> [Work to complete] Pictures stay out; everything else in the records below is copied exactly.

[Data records]
--- Start ---

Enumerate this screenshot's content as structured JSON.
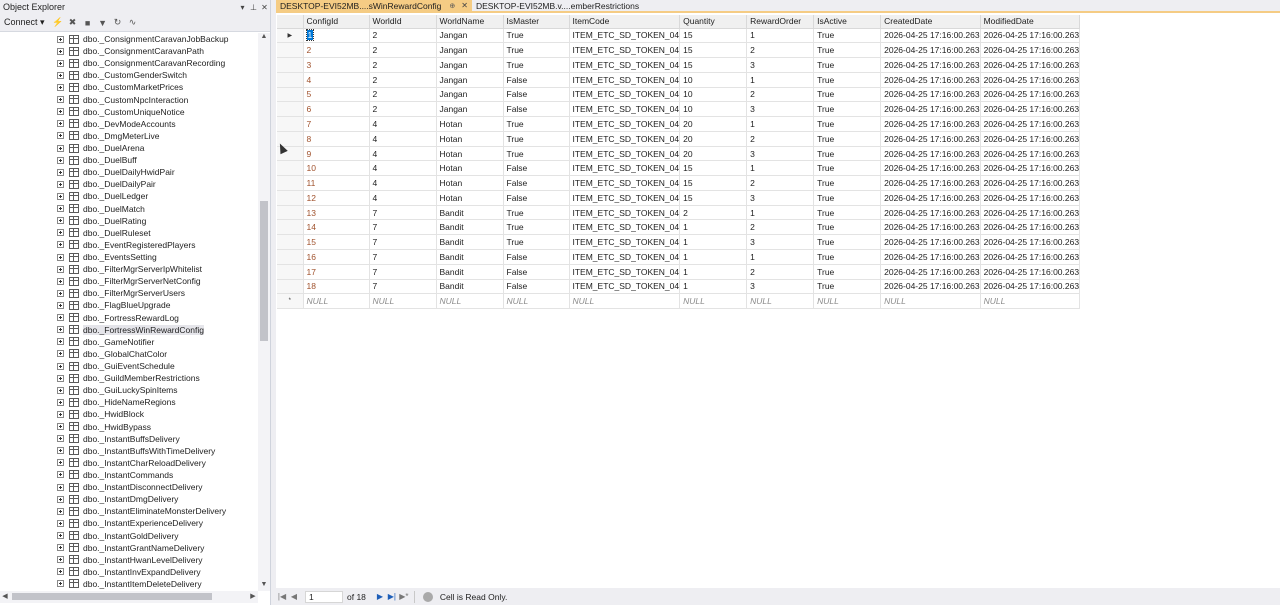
{
  "object_explorer": {
    "title": "Object Explorer",
    "window_buttons": [
      "▾",
      "⊥",
      "✕"
    ],
    "toolbar": {
      "connect_label": "Connect ▾",
      "icons": [
        "connect-icon",
        "disconnect-icon",
        "stop-icon",
        "filter-icon",
        "refresh-icon",
        "activity-monitor-icon"
      ]
    },
    "tree_items": [
      "dbo._ConsignmentCaravanJobBackup",
      "dbo._ConsignmentCaravanPath",
      "dbo._ConsignmentCaravanRecording",
      "dbo._CustomGenderSwitch",
      "dbo._CustomMarketPrices",
      "dbo._CustomNpcInteraction",
      "dbo._CustomUniqueNotice",
      "dbo._DevModeAccounts",
      "dbo._DmgMeterLive",
      "dbo._DuelArena",
      "dbo._DuelBuff",
      "dbo._DuelDailyHwidPair",
      "dbo._DuelDailyPair",
      "dbo._DuelLedger",
      "dbo._DuelMatch",
      "dbo._DuelRating",
      "dbo._DuelRuleset",
      "dbo._EventRegisteredPlayers",
      "dbo._EventsSetting",
      "dbo._FilterMgrServerIpWhitelist",
      "dbo._FilterMgrServerNetConfig",
      "dbo._FilterMgrServerUsers",
      "dbo._FlagBlueUpgrade",
      "dbo._FortressRewardLog",
      "dbo._FortressWinRewardConfig",
      "dbo._GameNotifier",
      "dbo._GlobalChatColor",
      "dbo._GuiEventSchedule",
      "dbo._GuildMemberRestrictions",
      "dbo._GuiLuckySpinItems",
      "dbo._HideNameRegions",
      "dbo._HwidBlock",
      "dbo._HwidBypass",
      "dbo._InstantBuffsDelivery",
      "dbo._InstantBuffsWithTimeDelivery",
      "dbo._InstantCharReloadDelivery",
      "dbo._InstantCommands",
      "dbo._InstantDisconnectDelivery",
      "dbo._InstantDmgDelivery",
      "dbo._InstantEliminateMonsterDelivery",
      "dbo._InstantExperienceDelivery",
      "dbo._InstantGoldDelivery",
      "dbo._InstantGrantNameDelivery",
      "dbo._InstantHwanLevelDelivery",
      "dbo._InstantInvExpandDelivery",
      "dbo._InstantItemDeleteDelivery"
    ],
    "selected_item": "dbo._FortressWinRewardConfig"
  },
  "tabs": [
    {
      "label": "DESKTOP-EVI52MB....sWinRewardConfig",
      "pin": "⊕",
      "close": "✕"
    },
    {
      "label": "DESKTOP-EVI52MB.v....emberRestrictions"
    }
  ],
  "grid": {
    "columns": [
      "ConfigId",
      "WorldId",
      "WorldName",
      "IsMaster",
      "ItemCode",
      "Quantity",
      "RewardOrder",
      "IsActive",
      "CreatedDate",
      "ModifiedDate"
    ],
    "rows": [
      [
        "1",
        "2",
        "Jangan",
        "True",
        "ITEM_ETC_SD_TOKEN_04",
        "15",
        "1",
        "True",
        "2026-04-25 17:16:00.263",
        "2026-04-25 17:16:00.263"
      ],
      [
        "2",
        "2",
        "Jangan",
        "True",
        "ITEM_ETC_SD_TOKEN_04",
        "15",
        "2",
        "True",
        "2026-04-25 17:16:00.263",
        "2026-04-25 17:16:00.263"
      ],
      [
        "3",
        "2",
        "Jangan",
        "True",
        "ITEM_ETC_SD_TOKEN_04",
        "15",
        "3",
        "True",
        "2026-04-25 17:16:00.263",
        "2026-04-25 17:16:00.263"
      ],
      [
        "4",
        "2",
        "Jangan",
        "False",
        "ITEM_ETC_SD_TOKEN_04",
        "10",
        "1",
        "True",
        "2026-04-25 17:16:00.263",
        "2026-04-25 17:16:00.263"
      ],
      [
        "5",
        "2",
        "Jangan",
        "False",
        "ITEM_ETC_SD_TOKEN_04",
        "10",
        "2",
        "True",
        "2026-04-25 17:16:00.263",
        "2026-04-25 17:16:00.263"
      ],
      [
        "6",
        "2",
        "Jangan",
        "False",
        "ITEM_ETC_SD_TOKEN_04",
        "10",
        "3",
        "True",
        "2026-04-25 17:16:00.263",
        "2026-04-25 17:16:00.263"
      ],
      [
        "7",
        "4",
        "Hotan",
        "True",
        "ITEM_ETC_SD_TOKEN_04",
        "20",
        "1",
        "True",
        "2026-04-25 17:16:00.263",
        "2026-04-25 17:16:00.263"
      ],
      [
        "8",
        "4",
        "Hotan",
        "True",
        "ITEM_ETC_SD_TOKEN_04",
        "20",
        "2",
        "True",
        "2026-04-25 17:16:00.263",
        "2026-04-25 17:16:00.263"
      ],
      [
        "9",
        "4",
        "Hotan",
        "True",
        "ITEM_ETC_SD_TOKEN_04",
        "20",
        "3",
        "True",
        "2026-04-25 17:16:00.263",
        "2026-04-25 17:16:00.263"
      ],
      [
        "10",
        "4",
        "Hotan",
        "False",
        "ITEM_ETC_SD_TOKEN_04",
        "15",
        "1",
        "True",
        "2026-04-25 17:16:00.263",
        "2026-04-25 17:16:00.263"
      ],
      [
        "11",
        "4",
        "Hotan",
        "False",
        "ITEM_ETC_SD_TOKEN_04",
        "15",
        "2",
        "True",
        "2026-04-25 17:16:00.263",
        "2026-04-25 17:16:00.263"
      ],
      [
        "12",
        "4",
        "Hotan",
        "False",
        "ITEM_ETC_SD_TOKEN_04",
        "15",
        "3",
        "True",
        "2026-04-25 17:16:00.263",
        "2026-04-25 17:16:00.263"
      ],
      [
        "13",
        "7",
        "Bandit",
        "True",
        "ITEM_ETC_SD_TOKEN_04",
        "2",
        "1",
        "True",
        "2026-04-25 17:16:00.263",
        "2026-04-25 17:16:00.263"
      ],
      [
        "14",
        "7",
        "Bandit",
        "True",
        "ITEM_ETC_SD_TOKEN_04",
        "1",
        "2",
        "True",
        "2026-04-25 17:16:00.263",
        "2026-04-25 17:16:00.263"
      ],
      [
        "15",
        "7",
        "Bandit",
        "True",
        "ITEM_ETC_SD_TOKEN_04",
        "1",
        "3",
        "True",
        "2026-04-25 17:16:00.263",
        "2026-04-25 17:16:00.263"
      ],
      [
        "16",
        "7",
        "Bandit",
        "False",
        "ITEM_ETC_SD_TOKEN_04",
        "1",
        "1",
        "True",
        "2026-04-25 17:16:00.263",
        "2026-04-25 17:16:00.263"
      ],
      [
        "17",
        "7",
        "Bandit",
        "False",
        "ITEM_ETC_SD_TOKEN_04",
        "1",
        "2",
        "True",
        "2026-04-25 17:16:00.263",
        "2026-04-25 17:16:00.263"
      ],
      [
        "18",
        "7",
        "Bandit",
        "False",
        "ITEM_ETC_SD_TOKEN_04",
        "1",
        "3",
        "True",
        "2026-04-25 17:16:00.263",
        "2026-04-25 17:16:00.263"
      ]
    ],
    "null_row": [
      "NULL",
      "NULL",
      "NULL",
      "NULL",
      "NULL",
      "NULL",
      "NULL",
      "NULL",
      "NULL",
      "NULL"
    ],
    "current_row_marker": "▶",
    "new_row_marker": "*"
  },
  "navigator": {
    "record_value": "1",
    "of_label": "of 18",
    "status": "Cell is Read Only."
  }
}
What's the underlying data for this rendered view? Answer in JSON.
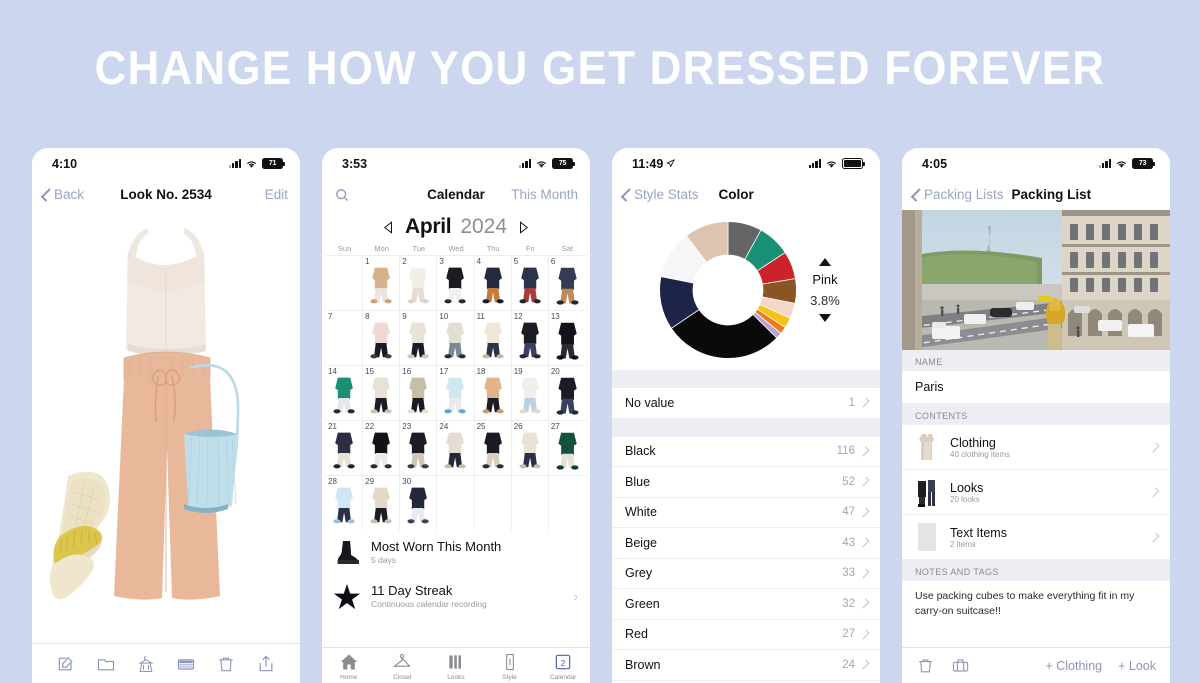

--- End ---

> [Worked answer]
Enumerate this screenshot's content as structured JSON.
{
  "object_explorer": {
    "title": "Object Explorer",
    "window_buttons": [
      "▾",
      "⊥",
      "✕"
    ],
    "toolbar": {
      "connect_label": "Connect ▾",
      "icons": [
        "connect-icon",
        "disconnect-icon",
        "stop-icon",
        "filter-icon",
        "refresh-icon",
        "activity-monitor-icon"
      ]
    },
    "tree_items": [
      "dbo._ConsignmentCaravanJobBackup",
      "dbo._ConsignmentCaravanPath",
      "dbo._ConsignmentCaravanRecording",
      "dbo._CustomGenderSwitch",
      "dbo._CustomMarketPrices",
      "dbo._CustomNpcInteraction",
      "dbo._CustomUniqueNotice",
      "dbo._DevModeAccounts",
      "dbo._DmgMeterLive",
      "dbo._DuelArena",
      "dbo._DuelBuff",
      "dbo._DuelDailyHwidPair",
      "dbo._DuelDailyPair",
      "dbo._DuelLedger",
      "dbo._DuelMatch",
      "dbo._DuelRating",
      "dbo._DuelRuleset",
      "dbo._EventRegisteredPlayers",
      "dbo._EventsSetting",
      "dbo._FilterMgrServerIpWhitelist",
      "dbo._FilterMgrServerNetConfig",
      "dbo._FilterMgrServerUsers",
      "dbo._FlagBlueUpgrade",
      "dbo._FortressRewardLog",
      "dbo._FortressWinRewardConfig",
      "dbo._GameNotifier",
      "dbo._GlobalChatColor",
      "dbo._GuiEventSchedule",
      "dbo._GuildMemberRestrictions",
      "dbo._GuiLuckySpinItems",
      "dbo._HideNameRegions",
      "dbo._HwidBlock",
      "dbo._HwidBypass",
      "dbo._InstantBuffsDelivery",
      "dbo._InstantBuffsWithTimeDelivery",
      "dbo._InstantCharReloadDelivery",
      "dbo._InstantCommands",
      "dbo._InstantDisconnectDelivery",
      "dbo._InstantDmgDelivery",
      "dbo._InstantEliminateMonsterDelivery",
      "dbo._InstantExperienceDelivery",
      "dbo._InstantGoldDelivery",
      "dbo._InstantGrantNameDelivery",
      "dbo._InstantHwanLevelDelivery",
      "dbo._InstantInvExpandDelivery",
      "dbo._InstantItemDeleteDelivery"
    ],
    "selected_item": "dbo._FortressWinRewardConfig"
  },
  "tabs": [
    {
      "label": "DESKTOP-EVI52MB....sWinRewardConfig",
      "pin": "⊕",
      "close": "✕"
    },
    {
      "label": "DESKTOP-EVI52MB.v....emberRestrictions"
    }
  ],
  "grid": {
    "columns": [
      "ConfigId",
      "WorldId",
      "WorldName",
      "IsMaster",
      "ItemCode",
      "Quantity",
      "RewardOrder",
      "IsActive",
      "CreatedDate",
      "ModifiedDate"
    ],
    "rows": [
      [
        "1",
        "2",
        "Jangan",
        "True",
        "ITEM_ETC_SD_TOKEN_04",
        "15",
        "1",
        "True",
        "2026-04-25 17:16:00.263",
        "2026-04-25 17:16:00.263"
      ],
      [
        "2",
        "2",
        "Jangan",
        "True",
        "ITEM_ETC_SD_TOKEN_04",
        "15",
        "2",
        "True",
        "2026-04-25 17:16:00.263",
        "2026-04-25 17:16:00.263"
      ],
      [
        "3",
        "2",
        "Jangan",
        "True",
        "ITEM_ETC_SD_TOKEN_04",
        "15",
        "3",
        "True",
        "2026-04-25 17:16:00.263",
        "2026-04-25 17:16:00.263"
      ],
      [
        "4",
        "2",
        "Jangan",
        "False",
        "ITEM_ETC_SD_TOKEN_04",
        "10",
        "1",
        "True",
        "2026-04-25 17:16:00.263",
        "2026-04-25 17:16:00.263"
      ],
      [
        "5",
        "2",
        "Jangan",
        "False",
        "ITEM_ETC_SD_TOKEN_04",
        "10",
        "2",
        "True",
        "2026-04-25 17:16:00.263",
        "2026-04-25 17:16:00.263"
      ],
      [
        "6",
        "2",
        "Jangan",
        "False",
        "ITEM_ETC_SD_TOKEN_04",
        "10",
        "3",
        "True",
        "2026-04-25 17:16:00.263",
        "2026-04-25 17:16:00.263"
      ],
      [
        "7",
        "4",
        "Hotan",
        "True",
        "ITEM_ETC_SD_TOKEN_04",
        "20",
        "1",
        "True",
        "2026-04-25 17:16:00.263",
        "2026-04-25 17:16:00.263"
      ],
      [
        "8",
        "4",
        "Hotan",
        "True",
        "ITEM_ETC_SD_TOKEN_04",
        "20",
        "2",
        "True",
        "2026-04-25 17:16:00.263",
        "2026-04-25 17:16:00.263"
      ],
      [
        "9",
        "4",
        "Hotan",
        "True",
        "ITEM_ETC_SD_TOKEN_04",
        "20",
        "3",
        "True",
        "2026-04-25 17:16:00.263",
        "2026-04-25 17:16:00.263"
      ],
      [
        "10",
        "4",
        "Hotan",
        "False",
        "ITEM_ETC_SD_TOKEN_04",
        "15",
        "1",
        "True",
        "2026-04-25 17:16:00.263",
        "2026-04-25 17:16:00.263"
      ],
      [
        "11",
        "4",
        "Hotan",
        "False",
        "ITEM_ETC_SD_TOKEN_04",
        "15",
        "2",
        "True",
        "2026-04-25 17:16:00.263",
        "2026-04-25 17:16:00.263"
      ],
      [
        "12",
        "4",
        "Hotan",
        "False",
        "ITEM_ETC_SD_TOKEN_04",
        "15",
        "3",
        "True",
        "2026-04-25 17:16:00.263",
        "2026-04-25 17:16:00.263"
      ],
      [
        "13",
        "7",
        "Bandit",
        "True",
        "ITEM_ETC_SD_TOKEN_04",
        "2",
        "1",
        "True",
        "2026-04-25 17:16:00.263",
        "2026-04-25 17:16:00.263"
      ],
      [
        "14",
        "7",
        "Bandit",
        "True",
        "ITEM_ETC_SD_TOKEN_04",
        "1",
        "2",
        "True",
        "2026-04-25 17:16:00.263",
        "2026-04-25 17:16:00.263"
      ],
      [
        "15",
        "7",
        "Bandit",
        "True",
        "ITEM_ETC_SD_TOKEN_04",
        "1",
        "3",
        "True",
        "2026-04-25 17:16:00.263",
        "2026-04-25 17:16:00.263"
      ],
      [
        "16",
        "7",
        "Bandit",
        "False",
        "ITEM_ETC_SD_TOKEN_04",
        "1",
        "1",
        "True",
        "2026-04-25 17:16:00.263",
        "2026-04-25 17:16:00.263"
      ],
      [
        "17",
        "7",
        "Bandit",
        "False",
        "ITEM_ETC_SD_TOKEN_04",
        "1",
        "2",
        "True",
        "2026-04-25 17:16:00.263",
        "2026-04-25 17:16:00.263"
      ],
      [
        "18",
        "7",
        "Bandit",
        "False",
        "ITEM_ETC_SD_TOKEN_04",
        "1",
        "3",
        "True",
        "2026-04-25 17:16:00.263",
        "2026-04-25 17:16:00.263"
      ]
    ],
    "null_row": [
      "NULL",
      "NULL",
      "NULL",
      "NULL",
      "NULL",
      "NULL",
      "NULL",
      "NULL",
      "NULL",
      "NULL"
    ],
    "current_row_marker": "▶",
    "new_row_marker": "*"
  },
  "navigator": {
    "record_value": "1",
    "of_label": "of 18",
    "status": "Cell is Read Only."
  }
}
What's the underlying data for this rendered view? Answer in JSON.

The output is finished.